Data entries
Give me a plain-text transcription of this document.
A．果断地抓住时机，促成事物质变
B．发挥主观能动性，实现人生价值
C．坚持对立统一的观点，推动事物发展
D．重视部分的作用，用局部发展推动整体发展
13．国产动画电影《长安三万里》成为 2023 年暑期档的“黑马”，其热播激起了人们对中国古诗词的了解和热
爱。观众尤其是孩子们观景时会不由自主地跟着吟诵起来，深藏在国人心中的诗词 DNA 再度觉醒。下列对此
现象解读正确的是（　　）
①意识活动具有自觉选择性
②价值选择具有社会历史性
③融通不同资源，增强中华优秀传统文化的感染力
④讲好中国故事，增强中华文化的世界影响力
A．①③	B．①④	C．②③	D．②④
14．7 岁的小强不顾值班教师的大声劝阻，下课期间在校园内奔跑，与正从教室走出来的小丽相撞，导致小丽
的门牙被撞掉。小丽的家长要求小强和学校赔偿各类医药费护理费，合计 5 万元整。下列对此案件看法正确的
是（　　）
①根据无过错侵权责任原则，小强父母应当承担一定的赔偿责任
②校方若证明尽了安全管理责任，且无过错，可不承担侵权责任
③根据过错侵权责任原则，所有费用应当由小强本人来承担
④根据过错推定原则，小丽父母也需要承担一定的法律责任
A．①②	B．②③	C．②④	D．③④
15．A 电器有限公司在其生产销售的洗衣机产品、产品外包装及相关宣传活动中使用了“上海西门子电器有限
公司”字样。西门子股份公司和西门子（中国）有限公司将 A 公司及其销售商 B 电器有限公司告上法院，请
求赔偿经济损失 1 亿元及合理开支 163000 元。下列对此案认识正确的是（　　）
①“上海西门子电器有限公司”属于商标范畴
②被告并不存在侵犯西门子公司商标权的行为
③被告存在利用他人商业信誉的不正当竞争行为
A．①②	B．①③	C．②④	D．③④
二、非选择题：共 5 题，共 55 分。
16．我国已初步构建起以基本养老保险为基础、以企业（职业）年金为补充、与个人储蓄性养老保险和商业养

> [PROBLEM TO SOLVE] Once more, set down the full listing, verbatim.

> [SOLUTION FOR THIS PROBLEM]
Give me a plain-text transcription of this document.
A．果断地抓住时机，促成事物质变
B．发挥主观能动性，实现人生价值
C．坚持对立统一的观点，推动事物发展
D．重视部分的作用，用局部发展推动整体发展
13．国产动画电影《长安三万里》成为 2023 年暑期档的“黑马”，其热播激起了人们对中国古诗词的了解和热
爱。观众尤其是孩子们观景时会不由自主地跟着吟诵起来，深藏在国人心中的诗词 DNA 再度觉醒。下列对此
现象解读正确的是（　　）
①意识活动具有自觉选择性
②价值选择具有社会历史性
③融通不同资源，增强中华优秀传统文化的感染力
④讲好中国故事，增强中华文化的世界影响力
A．①③	B．①④	C．②③	D．②④
14．7 岁的小强不顾值班教师的大声劝阻，下课期间在校园内奔跑，与正从教室走出来的小丽相撞，导致小丽
的门牙被撞掉。小丽的家长要求小强和学校赔偿各类医药费护理费，合计 5 万元整。下列对此案件看法正确的
是（　　）
①根据无过错侵权责任原则，小强父母应当承担一定的赔偿责任
②校方若证明尽了安全管理责任，且无过错，可不承担侵权责任
③根据过错侵权责任原则，所有费用应当由小强本人来承担
④根据过错推定原则，小丽父母也需要承担一定的法律责任
A．①②	B．②③	C．②④	D．③④
15．A 电器有限公司在其生产销售的洗衣机产品、产品外包装及相关宣传活动中使用了“上海西门子电器有限
公司”字样。西门子股份公司和西门子（中国）有限公司将 A 公司及其销售商 B 电器有限公司告上法院，请
求赔偿经济损失 1 亿元及合理开支 163000 元。下列对此案认识正确的是（　　）
①“上海西门子电器有限公司”属于商标范畴
②被告并不存在侵犯西门子公司商标权的行为
③被告存在利用他人商业信誉的不正当竞争行为
A．①②	B．①③	C．②④	D．③④
二、非选择题：共 5 题，共 55 分。
16．我国已初步构建起以基本养老保险为基础、以企业（职业）年金为补充、与个人储蓄性养老保险和商业养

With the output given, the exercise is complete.